◆ EXERCISE REQUIREMENTS ◆
Work through the material below and count the lines holding the word "glúcidos"; give that count and nothing more.

— start of RECORDS FOR THE TASK —

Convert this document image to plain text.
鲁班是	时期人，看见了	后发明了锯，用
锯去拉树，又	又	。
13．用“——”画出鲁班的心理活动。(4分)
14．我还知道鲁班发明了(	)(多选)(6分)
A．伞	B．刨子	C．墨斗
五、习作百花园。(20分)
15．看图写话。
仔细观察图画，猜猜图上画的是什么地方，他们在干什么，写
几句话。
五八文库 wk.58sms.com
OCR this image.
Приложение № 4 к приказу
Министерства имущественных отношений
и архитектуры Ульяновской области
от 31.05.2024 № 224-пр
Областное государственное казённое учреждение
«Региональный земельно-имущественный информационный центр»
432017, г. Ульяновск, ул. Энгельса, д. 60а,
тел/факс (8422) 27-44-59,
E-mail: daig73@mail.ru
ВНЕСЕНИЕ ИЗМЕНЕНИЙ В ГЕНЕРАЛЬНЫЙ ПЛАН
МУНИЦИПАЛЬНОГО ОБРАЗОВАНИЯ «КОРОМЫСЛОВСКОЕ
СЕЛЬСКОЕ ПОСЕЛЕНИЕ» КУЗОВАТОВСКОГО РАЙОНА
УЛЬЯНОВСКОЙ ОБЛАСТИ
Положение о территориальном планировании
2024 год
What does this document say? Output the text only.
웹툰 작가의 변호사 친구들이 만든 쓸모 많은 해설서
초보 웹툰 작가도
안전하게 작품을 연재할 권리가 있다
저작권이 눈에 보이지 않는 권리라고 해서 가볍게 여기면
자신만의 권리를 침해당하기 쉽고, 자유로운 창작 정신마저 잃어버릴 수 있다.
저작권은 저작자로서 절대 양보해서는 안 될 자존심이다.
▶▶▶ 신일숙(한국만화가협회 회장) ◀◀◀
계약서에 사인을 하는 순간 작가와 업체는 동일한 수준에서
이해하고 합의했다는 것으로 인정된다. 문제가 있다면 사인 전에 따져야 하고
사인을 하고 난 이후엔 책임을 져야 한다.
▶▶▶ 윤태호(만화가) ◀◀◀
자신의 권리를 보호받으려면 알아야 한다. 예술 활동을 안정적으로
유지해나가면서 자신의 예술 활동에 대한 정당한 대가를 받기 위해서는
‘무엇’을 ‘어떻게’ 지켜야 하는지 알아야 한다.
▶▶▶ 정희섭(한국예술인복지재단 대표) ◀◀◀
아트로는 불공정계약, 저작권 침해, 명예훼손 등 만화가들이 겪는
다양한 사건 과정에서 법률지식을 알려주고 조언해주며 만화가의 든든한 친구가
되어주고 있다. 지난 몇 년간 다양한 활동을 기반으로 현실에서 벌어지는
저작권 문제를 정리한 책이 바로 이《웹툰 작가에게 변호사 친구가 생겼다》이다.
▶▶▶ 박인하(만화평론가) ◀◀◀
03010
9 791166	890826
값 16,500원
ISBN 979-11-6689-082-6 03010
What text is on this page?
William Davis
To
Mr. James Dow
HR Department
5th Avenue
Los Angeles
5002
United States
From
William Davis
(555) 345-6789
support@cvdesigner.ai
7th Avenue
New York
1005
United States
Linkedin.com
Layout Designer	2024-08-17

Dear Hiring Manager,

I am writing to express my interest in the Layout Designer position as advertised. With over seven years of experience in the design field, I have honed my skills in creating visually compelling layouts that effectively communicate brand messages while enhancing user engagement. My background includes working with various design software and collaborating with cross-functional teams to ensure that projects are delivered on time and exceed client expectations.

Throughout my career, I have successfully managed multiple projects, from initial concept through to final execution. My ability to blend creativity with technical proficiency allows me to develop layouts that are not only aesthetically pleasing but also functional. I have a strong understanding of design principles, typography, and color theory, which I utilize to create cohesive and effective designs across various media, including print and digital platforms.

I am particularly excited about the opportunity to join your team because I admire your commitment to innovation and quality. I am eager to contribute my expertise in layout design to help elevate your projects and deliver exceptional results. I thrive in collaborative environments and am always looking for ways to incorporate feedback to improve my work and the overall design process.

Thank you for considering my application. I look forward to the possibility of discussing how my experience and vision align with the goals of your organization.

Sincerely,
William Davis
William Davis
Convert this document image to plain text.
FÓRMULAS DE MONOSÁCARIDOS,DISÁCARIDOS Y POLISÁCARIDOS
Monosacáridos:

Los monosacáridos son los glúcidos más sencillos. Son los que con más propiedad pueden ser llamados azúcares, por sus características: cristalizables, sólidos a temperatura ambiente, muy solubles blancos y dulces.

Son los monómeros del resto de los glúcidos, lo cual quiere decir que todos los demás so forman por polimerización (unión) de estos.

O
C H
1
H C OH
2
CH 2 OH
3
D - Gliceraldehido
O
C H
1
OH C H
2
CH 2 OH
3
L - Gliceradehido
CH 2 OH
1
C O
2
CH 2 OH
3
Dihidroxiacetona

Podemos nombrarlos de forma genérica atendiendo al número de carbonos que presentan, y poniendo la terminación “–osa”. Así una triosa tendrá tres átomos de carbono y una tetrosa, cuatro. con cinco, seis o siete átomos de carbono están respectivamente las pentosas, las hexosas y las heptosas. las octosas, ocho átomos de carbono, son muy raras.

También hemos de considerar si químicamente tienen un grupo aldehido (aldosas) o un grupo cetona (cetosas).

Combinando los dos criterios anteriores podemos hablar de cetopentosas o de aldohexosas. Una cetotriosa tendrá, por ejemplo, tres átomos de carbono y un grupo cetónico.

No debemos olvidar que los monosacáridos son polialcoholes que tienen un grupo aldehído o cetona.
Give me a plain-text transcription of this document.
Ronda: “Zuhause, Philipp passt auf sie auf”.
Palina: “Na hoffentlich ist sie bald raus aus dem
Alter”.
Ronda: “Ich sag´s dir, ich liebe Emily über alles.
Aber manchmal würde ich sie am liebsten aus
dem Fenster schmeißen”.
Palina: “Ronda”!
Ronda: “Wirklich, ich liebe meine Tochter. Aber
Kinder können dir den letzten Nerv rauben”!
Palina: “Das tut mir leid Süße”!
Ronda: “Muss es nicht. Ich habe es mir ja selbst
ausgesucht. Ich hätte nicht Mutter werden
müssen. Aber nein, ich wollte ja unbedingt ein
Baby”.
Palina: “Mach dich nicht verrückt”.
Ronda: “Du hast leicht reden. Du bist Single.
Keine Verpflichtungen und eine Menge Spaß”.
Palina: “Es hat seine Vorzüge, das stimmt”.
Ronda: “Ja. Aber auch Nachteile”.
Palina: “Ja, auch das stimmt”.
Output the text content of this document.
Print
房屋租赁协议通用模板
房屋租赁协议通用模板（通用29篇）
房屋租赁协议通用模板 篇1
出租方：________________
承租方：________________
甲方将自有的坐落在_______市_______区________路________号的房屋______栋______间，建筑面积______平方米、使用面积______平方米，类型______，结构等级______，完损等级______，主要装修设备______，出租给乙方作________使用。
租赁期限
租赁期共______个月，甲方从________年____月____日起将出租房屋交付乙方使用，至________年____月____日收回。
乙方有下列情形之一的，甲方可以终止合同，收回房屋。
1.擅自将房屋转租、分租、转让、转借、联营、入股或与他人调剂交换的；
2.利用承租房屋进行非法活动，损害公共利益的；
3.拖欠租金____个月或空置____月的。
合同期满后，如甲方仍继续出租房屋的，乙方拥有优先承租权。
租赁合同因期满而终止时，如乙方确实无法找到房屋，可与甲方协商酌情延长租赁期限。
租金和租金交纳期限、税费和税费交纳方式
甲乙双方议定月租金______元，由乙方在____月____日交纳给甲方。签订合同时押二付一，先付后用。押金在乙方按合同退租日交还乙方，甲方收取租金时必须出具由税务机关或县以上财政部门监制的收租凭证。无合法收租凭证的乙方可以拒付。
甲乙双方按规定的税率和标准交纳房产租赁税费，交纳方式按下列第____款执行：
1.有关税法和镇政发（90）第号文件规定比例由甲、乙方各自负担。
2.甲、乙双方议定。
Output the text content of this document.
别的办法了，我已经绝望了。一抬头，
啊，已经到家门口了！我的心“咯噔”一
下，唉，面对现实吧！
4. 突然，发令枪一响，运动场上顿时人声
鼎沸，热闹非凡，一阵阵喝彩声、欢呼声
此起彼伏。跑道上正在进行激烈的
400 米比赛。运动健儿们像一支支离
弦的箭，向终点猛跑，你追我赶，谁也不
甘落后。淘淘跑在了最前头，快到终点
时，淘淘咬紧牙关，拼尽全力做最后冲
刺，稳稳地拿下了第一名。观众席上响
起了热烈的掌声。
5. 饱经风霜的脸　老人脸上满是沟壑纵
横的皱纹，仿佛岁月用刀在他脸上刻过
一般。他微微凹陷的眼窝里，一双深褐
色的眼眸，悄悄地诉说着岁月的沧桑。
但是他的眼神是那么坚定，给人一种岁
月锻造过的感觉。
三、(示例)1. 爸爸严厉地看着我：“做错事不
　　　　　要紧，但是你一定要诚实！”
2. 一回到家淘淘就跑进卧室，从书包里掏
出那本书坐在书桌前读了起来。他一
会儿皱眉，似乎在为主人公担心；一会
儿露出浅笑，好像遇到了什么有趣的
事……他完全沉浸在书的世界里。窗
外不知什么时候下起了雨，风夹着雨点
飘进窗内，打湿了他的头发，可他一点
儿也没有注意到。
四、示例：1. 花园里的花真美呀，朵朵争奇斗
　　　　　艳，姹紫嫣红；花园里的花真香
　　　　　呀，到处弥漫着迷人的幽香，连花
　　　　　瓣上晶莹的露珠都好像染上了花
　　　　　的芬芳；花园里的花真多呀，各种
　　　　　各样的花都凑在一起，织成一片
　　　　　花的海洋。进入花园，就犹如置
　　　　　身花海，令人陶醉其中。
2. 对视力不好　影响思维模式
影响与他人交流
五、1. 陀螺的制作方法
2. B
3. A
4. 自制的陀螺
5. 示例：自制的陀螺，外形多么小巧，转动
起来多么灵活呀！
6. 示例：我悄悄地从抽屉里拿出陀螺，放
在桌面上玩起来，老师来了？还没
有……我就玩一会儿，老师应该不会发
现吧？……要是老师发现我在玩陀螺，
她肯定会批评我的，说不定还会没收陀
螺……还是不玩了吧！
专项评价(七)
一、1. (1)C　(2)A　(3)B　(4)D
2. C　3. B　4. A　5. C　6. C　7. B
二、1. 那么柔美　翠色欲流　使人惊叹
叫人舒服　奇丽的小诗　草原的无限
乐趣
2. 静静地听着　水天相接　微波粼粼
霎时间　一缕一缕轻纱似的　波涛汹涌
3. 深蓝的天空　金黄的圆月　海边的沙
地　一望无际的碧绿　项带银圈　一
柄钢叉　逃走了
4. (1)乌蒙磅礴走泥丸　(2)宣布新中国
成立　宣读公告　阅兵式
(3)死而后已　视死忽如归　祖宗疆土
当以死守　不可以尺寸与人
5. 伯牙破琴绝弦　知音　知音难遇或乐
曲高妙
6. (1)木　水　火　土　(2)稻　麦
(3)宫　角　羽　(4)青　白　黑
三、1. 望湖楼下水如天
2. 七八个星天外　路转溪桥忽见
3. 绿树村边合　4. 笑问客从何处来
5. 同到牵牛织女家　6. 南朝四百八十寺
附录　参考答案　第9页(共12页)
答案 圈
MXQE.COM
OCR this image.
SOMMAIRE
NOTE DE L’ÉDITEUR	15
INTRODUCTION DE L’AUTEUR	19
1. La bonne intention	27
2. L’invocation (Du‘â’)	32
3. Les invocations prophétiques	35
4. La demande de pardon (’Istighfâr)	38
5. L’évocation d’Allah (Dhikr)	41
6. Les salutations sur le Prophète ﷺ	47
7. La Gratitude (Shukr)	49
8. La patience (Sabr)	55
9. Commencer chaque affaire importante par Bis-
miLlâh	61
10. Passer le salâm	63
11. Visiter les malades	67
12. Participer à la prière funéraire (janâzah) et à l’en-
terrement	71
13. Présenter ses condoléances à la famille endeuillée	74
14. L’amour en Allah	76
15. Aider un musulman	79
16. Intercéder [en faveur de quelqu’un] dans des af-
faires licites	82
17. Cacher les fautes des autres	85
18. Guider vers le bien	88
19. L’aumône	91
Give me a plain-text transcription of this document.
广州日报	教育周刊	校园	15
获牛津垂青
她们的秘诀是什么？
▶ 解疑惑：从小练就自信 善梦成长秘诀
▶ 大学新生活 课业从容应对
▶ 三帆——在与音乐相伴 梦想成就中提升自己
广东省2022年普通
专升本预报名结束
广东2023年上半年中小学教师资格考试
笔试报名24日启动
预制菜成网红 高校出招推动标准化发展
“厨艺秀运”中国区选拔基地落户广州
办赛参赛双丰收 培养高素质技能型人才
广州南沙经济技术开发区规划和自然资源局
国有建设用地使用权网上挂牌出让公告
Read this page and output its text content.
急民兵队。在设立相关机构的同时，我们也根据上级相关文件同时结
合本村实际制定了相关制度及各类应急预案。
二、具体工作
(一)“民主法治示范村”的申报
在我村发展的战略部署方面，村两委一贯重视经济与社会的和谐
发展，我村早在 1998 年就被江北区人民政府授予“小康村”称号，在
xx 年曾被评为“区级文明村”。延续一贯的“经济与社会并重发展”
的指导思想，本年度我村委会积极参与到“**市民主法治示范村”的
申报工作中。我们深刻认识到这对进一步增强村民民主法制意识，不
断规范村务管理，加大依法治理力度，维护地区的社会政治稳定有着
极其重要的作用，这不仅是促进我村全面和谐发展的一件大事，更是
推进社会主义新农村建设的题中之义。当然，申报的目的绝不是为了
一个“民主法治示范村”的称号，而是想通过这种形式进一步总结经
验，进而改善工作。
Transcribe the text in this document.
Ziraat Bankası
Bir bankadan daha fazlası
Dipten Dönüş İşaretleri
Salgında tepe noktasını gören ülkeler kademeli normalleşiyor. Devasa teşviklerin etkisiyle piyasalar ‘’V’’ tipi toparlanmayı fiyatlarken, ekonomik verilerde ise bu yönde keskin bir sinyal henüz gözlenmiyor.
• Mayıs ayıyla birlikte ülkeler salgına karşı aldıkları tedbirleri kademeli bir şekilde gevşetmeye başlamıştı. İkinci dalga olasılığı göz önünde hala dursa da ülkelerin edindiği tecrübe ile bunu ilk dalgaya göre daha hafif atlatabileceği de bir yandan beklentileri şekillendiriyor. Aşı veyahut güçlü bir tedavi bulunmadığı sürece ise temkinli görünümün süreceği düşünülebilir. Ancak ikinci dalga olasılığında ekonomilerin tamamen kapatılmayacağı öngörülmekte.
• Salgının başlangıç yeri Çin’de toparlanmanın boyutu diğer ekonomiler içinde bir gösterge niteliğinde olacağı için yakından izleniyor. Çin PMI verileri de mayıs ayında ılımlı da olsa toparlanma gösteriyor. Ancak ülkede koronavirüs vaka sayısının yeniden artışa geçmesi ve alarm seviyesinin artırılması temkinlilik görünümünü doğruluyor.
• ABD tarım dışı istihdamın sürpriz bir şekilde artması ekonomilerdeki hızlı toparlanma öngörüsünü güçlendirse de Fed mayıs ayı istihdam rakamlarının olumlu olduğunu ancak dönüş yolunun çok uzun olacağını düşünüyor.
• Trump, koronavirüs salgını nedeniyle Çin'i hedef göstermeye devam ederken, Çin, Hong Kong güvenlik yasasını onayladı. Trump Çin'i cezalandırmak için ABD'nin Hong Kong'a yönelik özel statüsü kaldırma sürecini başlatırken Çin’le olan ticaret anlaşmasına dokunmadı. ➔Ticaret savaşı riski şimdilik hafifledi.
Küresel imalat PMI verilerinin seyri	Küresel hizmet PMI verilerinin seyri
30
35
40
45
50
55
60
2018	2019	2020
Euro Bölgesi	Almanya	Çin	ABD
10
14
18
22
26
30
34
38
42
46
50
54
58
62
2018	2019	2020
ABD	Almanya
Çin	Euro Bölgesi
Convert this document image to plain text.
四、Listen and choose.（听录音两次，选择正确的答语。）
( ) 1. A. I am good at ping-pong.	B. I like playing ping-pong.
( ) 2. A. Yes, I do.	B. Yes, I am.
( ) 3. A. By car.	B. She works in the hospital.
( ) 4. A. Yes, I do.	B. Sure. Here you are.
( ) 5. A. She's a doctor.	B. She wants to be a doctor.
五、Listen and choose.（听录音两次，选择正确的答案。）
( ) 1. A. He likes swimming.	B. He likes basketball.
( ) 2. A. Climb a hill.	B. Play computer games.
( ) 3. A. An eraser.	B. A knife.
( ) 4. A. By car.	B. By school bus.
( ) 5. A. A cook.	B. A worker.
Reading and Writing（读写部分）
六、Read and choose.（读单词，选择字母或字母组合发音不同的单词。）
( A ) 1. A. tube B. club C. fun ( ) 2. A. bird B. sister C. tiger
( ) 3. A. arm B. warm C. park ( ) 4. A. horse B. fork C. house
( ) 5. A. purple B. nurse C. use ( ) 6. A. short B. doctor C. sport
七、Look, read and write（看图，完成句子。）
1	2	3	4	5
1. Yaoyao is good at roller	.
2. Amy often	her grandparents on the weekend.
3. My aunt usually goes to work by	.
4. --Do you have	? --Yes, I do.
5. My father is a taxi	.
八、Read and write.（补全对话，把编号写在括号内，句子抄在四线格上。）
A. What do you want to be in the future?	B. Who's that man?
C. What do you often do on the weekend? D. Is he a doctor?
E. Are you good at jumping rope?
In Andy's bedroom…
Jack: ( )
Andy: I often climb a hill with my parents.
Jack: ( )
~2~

— end of RECORDS FOR THE TASK —

◆ SOLUTION FOR THIS TASK ◆
2